**Requirement**
Copy each line exactly.

**Exercise material**
______

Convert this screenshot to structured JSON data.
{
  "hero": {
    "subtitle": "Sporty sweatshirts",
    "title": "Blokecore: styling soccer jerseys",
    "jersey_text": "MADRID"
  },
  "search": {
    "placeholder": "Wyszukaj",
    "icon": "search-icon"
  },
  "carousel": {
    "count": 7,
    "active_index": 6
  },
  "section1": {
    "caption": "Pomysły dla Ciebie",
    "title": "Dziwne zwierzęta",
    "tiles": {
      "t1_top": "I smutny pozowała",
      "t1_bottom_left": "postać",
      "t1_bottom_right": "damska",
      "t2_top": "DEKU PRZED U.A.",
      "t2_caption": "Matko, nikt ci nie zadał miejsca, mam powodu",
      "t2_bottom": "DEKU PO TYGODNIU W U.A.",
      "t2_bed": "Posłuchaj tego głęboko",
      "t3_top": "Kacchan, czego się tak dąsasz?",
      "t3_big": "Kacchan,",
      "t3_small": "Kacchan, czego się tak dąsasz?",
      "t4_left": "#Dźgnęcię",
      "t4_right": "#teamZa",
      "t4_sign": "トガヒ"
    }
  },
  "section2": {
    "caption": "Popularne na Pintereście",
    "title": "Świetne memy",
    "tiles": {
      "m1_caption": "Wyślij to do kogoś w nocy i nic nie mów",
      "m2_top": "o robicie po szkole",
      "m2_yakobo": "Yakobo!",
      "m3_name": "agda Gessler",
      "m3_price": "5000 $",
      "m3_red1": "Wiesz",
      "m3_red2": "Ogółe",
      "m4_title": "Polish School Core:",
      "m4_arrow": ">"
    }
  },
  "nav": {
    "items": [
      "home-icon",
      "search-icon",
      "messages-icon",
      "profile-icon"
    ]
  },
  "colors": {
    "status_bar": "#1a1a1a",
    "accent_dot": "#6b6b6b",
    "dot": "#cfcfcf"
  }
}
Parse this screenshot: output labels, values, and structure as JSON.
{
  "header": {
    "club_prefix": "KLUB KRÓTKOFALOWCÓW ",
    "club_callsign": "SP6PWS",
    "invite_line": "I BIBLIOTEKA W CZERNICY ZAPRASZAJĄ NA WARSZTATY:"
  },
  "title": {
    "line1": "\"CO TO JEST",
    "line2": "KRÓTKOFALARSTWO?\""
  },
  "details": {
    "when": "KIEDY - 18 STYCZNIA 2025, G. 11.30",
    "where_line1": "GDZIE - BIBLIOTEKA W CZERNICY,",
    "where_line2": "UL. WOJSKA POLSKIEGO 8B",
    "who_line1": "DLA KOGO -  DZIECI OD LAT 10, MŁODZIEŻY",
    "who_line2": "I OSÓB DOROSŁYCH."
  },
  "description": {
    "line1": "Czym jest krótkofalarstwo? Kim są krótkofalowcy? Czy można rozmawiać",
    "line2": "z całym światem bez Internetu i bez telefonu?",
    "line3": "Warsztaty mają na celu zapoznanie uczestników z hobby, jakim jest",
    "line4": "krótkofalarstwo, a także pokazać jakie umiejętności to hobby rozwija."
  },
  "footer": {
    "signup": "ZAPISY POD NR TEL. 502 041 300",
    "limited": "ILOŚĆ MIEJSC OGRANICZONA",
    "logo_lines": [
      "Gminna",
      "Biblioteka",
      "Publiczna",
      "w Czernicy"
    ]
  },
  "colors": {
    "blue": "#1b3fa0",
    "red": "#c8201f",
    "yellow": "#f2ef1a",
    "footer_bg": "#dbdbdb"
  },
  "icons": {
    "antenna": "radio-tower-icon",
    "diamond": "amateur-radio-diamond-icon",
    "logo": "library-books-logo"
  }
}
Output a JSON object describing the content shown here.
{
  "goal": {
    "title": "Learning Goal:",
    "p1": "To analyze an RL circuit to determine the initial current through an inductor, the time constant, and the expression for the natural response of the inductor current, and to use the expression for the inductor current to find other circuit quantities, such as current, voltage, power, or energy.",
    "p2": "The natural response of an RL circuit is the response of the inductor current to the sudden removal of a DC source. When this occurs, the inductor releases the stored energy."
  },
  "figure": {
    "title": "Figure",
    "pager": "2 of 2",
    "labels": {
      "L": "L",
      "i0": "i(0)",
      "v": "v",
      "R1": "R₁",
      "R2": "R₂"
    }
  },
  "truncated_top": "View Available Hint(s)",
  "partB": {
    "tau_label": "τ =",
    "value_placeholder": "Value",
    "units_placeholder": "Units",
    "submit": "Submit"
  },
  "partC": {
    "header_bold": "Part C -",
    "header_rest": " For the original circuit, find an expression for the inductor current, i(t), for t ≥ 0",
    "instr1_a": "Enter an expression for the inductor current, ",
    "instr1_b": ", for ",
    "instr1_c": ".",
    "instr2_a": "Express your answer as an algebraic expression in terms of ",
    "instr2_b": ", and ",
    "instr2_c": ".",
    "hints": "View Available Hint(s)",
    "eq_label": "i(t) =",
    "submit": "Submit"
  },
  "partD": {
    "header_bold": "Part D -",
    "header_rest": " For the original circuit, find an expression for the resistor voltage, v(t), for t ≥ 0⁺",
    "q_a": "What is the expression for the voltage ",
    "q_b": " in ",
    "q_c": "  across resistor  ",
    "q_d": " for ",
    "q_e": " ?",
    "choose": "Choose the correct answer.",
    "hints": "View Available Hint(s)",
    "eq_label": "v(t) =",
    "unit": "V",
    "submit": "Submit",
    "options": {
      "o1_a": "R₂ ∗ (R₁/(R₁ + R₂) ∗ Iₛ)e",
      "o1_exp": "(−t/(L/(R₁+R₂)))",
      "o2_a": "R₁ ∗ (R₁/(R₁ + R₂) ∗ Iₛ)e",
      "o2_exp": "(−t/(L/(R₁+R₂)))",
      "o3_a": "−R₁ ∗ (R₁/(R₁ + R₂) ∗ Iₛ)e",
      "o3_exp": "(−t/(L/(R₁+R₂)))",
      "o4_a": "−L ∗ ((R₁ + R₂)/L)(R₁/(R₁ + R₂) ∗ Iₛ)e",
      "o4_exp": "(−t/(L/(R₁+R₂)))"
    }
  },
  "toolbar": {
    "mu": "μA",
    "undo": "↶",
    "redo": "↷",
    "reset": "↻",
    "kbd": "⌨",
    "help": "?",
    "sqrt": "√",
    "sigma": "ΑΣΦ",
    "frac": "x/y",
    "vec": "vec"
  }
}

______

**Task response**
Convert this screenshot to structured JSON data.
{
  "hero": {
    "subtitle": "Sporty sweatshirts",
    "title": "Blokecore: styling soccer jerseys",
    "jersey_text": "MADRID"
  },
  "search": {
    "placeholder": "Wyszukaj",
    "icon": "search-icon"
  },
  "carousel": {
    "count": 7,
    "active_index": 6
  },
  "section1": {
    "caption": "Pomysły dla Ciebie",
    "title": "Dziwne zwierzęta",
    "tiles": {
      "t1_top": "I smutny pozowała",
      "t1_bottom_left": "postać",
      "t1_bottom_right": "damska",
      "t2_top": "DEKU PRZED U.A.",
      "t2_caption": "Matko, nikt ci nie zadał miejsca, mam powodu",
      "t2_bottom": "DEKU PO TYGODNIU W U.A.",
      "t2_bed": "Posłuchaj tego głęboko",
      "t3_top": "Kacchan, czego się tak dąsasz?",
      "t3_big": "Kacchan,",
      "t3_small": "Kacchan, czego się tak dąsasz?",
      "t4_left": "#Dźgnęcię",
      "t4_right": "#teamZa",
      "t4_sign": "トガヒ"
    }
  },
  "section2": {
    "caption": "Popularne na Pintereście",
    "title": "Świetne memy",
    "tiles": {
      "m1_caption": "Wyślij to do kogoś w nocy i nic nie mów",
      "m2_top": "o robicie po szkole",
      "m2_yakobo": "Yakobo!",
      "m3_name": "agda Gessler",
      "m3_price": "5000 $",
      "m3_red1": "Wiesz",
      "m3_red2": "Ogółe",
      "m4_title": "Polish School Core:",
      "m4_arrow": ">"
    }
  },
  "nav": {
    "items": [
      "home-icon",
      "search-icon",
      "messages-icon",
      "profile-icon"
    ]
  },
  "colors": {
    "status_bar": "#1a1a1a",
    "accent_dot": "#6b6b6b",
    "dot": "#cfcfcf"
  }
}
Parse this screenshot: output labels, values, and structure as JSON.
{
  "header": {
    "club_prefix": "KLUB KRÓTKOFALOWCÓW ",
    "club_callsign": "SP6PWS",
    "invite_line": "I BIBLIOTEKA W CZERNICY ZAPRASZAJĄ NA WARSZTATY:"
  },
  "title": {
    "line1": "\"CO TO JEST",
    "line2": "KRÓTKOFALARSTWO?\""
  },
  "details": {
    "when": "KIEDY - 18 STYCZNIA 2025, G. 11.30",
    "where_line1": "GDZIE - BIBLIOTEKA W CZERNICY,",
    "where_line2": "UL. WOJSKA POLSKIEGO 8B",
    "who_line1": "DLA KOGO -  DZIECI OD LAT 10, MŁODZIEŻY",
    "who_line2": "I OSÓB DOROSŁYCH."
  },
  "description": {
    "line1": "Czym jest krótkofalarstwo? Kim są krótkofalowcy? Czy można rozmawiać",
    "line2": "z całym światem bez Internetu i bez telefonu?",
    "line3": "Warsztaty mają na celu zapoznanie uczestników z hobby, jakim jest",
    "line4": "krótkofalarstwo, a także pokazać jakie umiejętności to hobby rozwija."
  },
  "footer": {
    "signup": "ZAPISY POD NR TEL. 502 041 300",
    "limited": "ILOŚĆ MIEJSC OGRANICZONA",
    "logo_lines": [
      "Gminna",
      "Biblioteka",
      "Publiczna",
      "w Czernicy"
    ]
  },
  "colors": {
    "blue": "#1b3fa0",
    "red": "#c8201f",
    "yellow": "#f2ef1a",
    "footer_bg": "#dbdbdb"
  },
  "icons": {
    "antenna": "radio-tower-icon",
    "diamond": "amateur-radio-diamond-icon",
    "logo": "library-books-logo"
  }
}
Output a JSON object describing the content shown here.
{
  "goal": {
    "title": "Learning Goal:",
    "p1": "To analyze an RL circuit to determine the initial current through an inductor, the time constant, and the expression for the natural response of the inductor current, and to use the expression for the inductor current to find other circuit quantities, such as current, voltage, power, or energy.",
    "p2": "The natural response of an RL circuit is the response of the inductor current to the sudden removal of a DC source. When this occurs, the inductor releases the stored energy."
  },
  "figure": {
    "title": "Figure",
    "pager": "2 of 2",
    "labels": {
      "L": "L",
      "i0": "i(0)",
      "v": "v",
      "R1": "R₁",
      "R2": "R₂"
    }
  },
  "truncated_top": "View Available Hint(s)",
  "partB": {
    "tau_label": "τ =",
    "value_placeholder": "Value",
    "units_placeholder": "Units",
    "submit": "Submit"
  },
  "partC": {
    "header_bold": "Part C -",
    "header_rest": " For the original circuit, find an expression for the inductor current, i(t), for t ≥ 0",
    "instr1_a": "Enter an expression for the inductor current, ",
    "instr1_b": ", for ",
    "instr1_c": ".",
    "instr2_a": "Express your answer as an algebraic expression in terms of ",
    "instr2_b": ", and ",
    "instr2_c": ".",
    "hints": "View Available Hint(s)",
    "eq_label": "i(t) =",
    "submit": "Submit"
  },
  "partD": {
    "header_bold": "Part D -",
    "header_rest": " For the original circuit, find an expression for the resistor voltage, v(t), for t ≥ 0⁺",
    "q_a": "What is the expression for the voltage ",
    "q_b": " in ",
    "q_c": "  across resistor  ",
    "q_d": " for ",
    "q_e": " ?",
    "choose": "Choose the correct answer.",
    "hints": "View Available Hint(s)",
    "eq_label": "v(t) =",
    "unit": "V",
    "submit": "Submit",
    "options": {
      "o1_a": "R₂ ∗ (R₁/(R₁ + R₂) ∗ Iₛ)e",
      "o1_exp": "(−t/(L/(R₁+R₂)))",
      "o2_a": "R₁ ∗ (R₁/(R₁ + R₂) ∗ Iₛ)e",
      "o2_exp": "(−t/(L/(R₁+R₂)))",
      "o3_a": "−R₁ ∗ (R₁/(R₁ + R₂) ∗ Iₛ)e",
      "o3_exp": "(−t/(L/(R₁+R₂)))",
      "o4_a": "−L ∗ ((R₁ + R₂)/L)(R₁/(R₁ + R₂) ∗ Iₛ)e",
      "o4_exp": "(−t/(L/(R₁+R₂)))"
    }
  },
  "toolbar": {
    "mu": "μA",
    "undo": "↶",
    "redo": "↷",
    "reset": "↻",
    "kbd": "⌨",
    "help": "?",
    "sqrt": "√",
    "sigma": "ΑΣΦ",
    "frac": "x/y",
    "vec": "vec"
  }
}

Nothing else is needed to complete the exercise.